- **What to do**:
Locate every line in the records below that contains the word "type", and copy each one.

- **Input rows**:
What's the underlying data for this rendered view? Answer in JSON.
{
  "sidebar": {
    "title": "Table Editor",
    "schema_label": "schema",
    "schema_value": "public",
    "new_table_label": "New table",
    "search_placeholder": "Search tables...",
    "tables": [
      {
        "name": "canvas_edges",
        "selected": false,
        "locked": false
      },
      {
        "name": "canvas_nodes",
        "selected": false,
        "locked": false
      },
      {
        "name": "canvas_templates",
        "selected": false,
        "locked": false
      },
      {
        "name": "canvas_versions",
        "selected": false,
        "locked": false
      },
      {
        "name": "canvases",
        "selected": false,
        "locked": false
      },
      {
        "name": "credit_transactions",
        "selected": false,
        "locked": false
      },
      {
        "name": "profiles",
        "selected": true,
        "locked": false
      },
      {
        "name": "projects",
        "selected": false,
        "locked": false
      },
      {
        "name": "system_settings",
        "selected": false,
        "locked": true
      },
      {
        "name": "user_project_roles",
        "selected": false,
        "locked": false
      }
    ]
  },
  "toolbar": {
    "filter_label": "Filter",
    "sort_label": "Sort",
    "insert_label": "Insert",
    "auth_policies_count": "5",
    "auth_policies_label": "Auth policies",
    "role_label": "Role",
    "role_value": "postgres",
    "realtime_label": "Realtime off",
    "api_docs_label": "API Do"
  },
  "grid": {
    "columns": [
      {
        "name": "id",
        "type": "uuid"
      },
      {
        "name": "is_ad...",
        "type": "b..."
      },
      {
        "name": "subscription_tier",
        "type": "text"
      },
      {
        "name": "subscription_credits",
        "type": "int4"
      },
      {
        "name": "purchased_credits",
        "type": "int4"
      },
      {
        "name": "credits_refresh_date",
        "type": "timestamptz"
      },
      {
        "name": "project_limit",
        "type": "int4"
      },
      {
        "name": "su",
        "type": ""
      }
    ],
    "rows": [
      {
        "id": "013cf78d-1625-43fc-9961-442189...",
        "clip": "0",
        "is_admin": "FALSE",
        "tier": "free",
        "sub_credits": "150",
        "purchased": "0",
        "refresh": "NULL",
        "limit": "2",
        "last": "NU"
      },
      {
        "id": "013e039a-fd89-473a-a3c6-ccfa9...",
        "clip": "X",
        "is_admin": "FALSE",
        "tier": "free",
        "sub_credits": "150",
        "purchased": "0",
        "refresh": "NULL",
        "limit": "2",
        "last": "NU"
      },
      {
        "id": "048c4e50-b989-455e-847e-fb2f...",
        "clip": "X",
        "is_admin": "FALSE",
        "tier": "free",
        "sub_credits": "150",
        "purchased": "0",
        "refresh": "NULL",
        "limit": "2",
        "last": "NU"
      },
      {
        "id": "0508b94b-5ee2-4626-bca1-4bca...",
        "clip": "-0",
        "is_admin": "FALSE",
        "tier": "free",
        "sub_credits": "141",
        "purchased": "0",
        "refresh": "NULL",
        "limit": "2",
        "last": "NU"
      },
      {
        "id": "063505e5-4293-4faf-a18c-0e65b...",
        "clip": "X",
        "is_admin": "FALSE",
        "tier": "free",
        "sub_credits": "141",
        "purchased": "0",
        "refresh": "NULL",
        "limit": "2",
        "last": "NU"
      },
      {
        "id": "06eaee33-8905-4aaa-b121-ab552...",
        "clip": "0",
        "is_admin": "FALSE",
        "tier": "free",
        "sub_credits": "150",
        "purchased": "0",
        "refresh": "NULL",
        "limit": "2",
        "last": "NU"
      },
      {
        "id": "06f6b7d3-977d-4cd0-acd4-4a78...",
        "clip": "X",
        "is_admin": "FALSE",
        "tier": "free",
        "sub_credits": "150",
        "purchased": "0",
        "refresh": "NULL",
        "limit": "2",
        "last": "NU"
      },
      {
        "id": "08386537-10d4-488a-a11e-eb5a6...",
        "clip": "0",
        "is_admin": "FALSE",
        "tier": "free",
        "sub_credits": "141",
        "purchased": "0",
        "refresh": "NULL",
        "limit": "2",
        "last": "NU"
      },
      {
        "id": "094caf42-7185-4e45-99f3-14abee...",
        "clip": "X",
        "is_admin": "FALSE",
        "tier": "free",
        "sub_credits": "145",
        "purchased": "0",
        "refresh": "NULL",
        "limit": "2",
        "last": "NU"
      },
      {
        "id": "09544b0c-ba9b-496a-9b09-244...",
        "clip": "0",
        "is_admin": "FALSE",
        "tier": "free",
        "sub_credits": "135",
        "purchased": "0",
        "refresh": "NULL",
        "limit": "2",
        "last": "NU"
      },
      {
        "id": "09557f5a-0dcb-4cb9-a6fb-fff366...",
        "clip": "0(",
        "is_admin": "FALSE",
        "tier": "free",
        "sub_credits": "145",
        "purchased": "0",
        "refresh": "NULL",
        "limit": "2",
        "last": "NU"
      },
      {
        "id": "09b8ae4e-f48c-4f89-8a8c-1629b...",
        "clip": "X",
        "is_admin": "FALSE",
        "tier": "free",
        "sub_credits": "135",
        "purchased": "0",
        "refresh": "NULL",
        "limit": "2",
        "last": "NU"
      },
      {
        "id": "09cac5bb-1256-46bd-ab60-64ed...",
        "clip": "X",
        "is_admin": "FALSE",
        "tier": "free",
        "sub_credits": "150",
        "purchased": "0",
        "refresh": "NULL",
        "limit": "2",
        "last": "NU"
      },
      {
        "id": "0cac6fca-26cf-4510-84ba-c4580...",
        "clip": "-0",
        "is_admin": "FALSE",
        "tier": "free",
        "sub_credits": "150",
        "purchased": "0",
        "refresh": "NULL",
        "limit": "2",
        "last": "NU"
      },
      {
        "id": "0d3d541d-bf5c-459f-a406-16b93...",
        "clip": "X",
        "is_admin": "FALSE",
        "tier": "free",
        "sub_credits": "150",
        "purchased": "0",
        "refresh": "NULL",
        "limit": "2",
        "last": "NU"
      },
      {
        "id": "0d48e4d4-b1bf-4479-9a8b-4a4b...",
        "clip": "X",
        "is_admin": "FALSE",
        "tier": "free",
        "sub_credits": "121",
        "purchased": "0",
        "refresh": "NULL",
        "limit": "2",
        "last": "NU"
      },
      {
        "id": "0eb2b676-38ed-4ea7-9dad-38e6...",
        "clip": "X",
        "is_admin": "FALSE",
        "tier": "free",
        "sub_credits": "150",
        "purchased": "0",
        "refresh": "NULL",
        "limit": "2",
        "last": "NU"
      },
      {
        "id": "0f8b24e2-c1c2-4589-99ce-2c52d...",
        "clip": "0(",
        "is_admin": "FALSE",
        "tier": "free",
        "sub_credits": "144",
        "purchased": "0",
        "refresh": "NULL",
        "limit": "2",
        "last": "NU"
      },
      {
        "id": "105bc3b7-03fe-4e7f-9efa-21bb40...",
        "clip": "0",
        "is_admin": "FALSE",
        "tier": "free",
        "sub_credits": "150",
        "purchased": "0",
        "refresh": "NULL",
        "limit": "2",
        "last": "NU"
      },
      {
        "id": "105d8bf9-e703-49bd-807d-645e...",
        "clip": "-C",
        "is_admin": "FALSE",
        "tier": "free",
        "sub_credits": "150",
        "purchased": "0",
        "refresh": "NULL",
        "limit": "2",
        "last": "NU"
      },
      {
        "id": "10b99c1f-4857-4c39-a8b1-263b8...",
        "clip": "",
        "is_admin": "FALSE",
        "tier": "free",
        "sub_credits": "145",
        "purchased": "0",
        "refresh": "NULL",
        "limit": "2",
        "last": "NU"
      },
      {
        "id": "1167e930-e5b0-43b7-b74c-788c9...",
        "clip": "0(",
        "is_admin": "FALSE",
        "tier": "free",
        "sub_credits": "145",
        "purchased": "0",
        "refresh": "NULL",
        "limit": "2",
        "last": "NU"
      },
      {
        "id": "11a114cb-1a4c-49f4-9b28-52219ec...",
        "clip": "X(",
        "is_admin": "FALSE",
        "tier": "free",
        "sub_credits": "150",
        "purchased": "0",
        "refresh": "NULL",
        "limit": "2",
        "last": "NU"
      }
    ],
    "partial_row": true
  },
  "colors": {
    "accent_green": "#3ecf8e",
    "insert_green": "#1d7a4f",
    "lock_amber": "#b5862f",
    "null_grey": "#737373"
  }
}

- **Task output**:
        "type": "uuid"
        "type": "b..."
        "type": "text"
        "type": "int4"
        "type": "int4"
        "type": "timestamptz"
        "type": "int4"
        "type": ""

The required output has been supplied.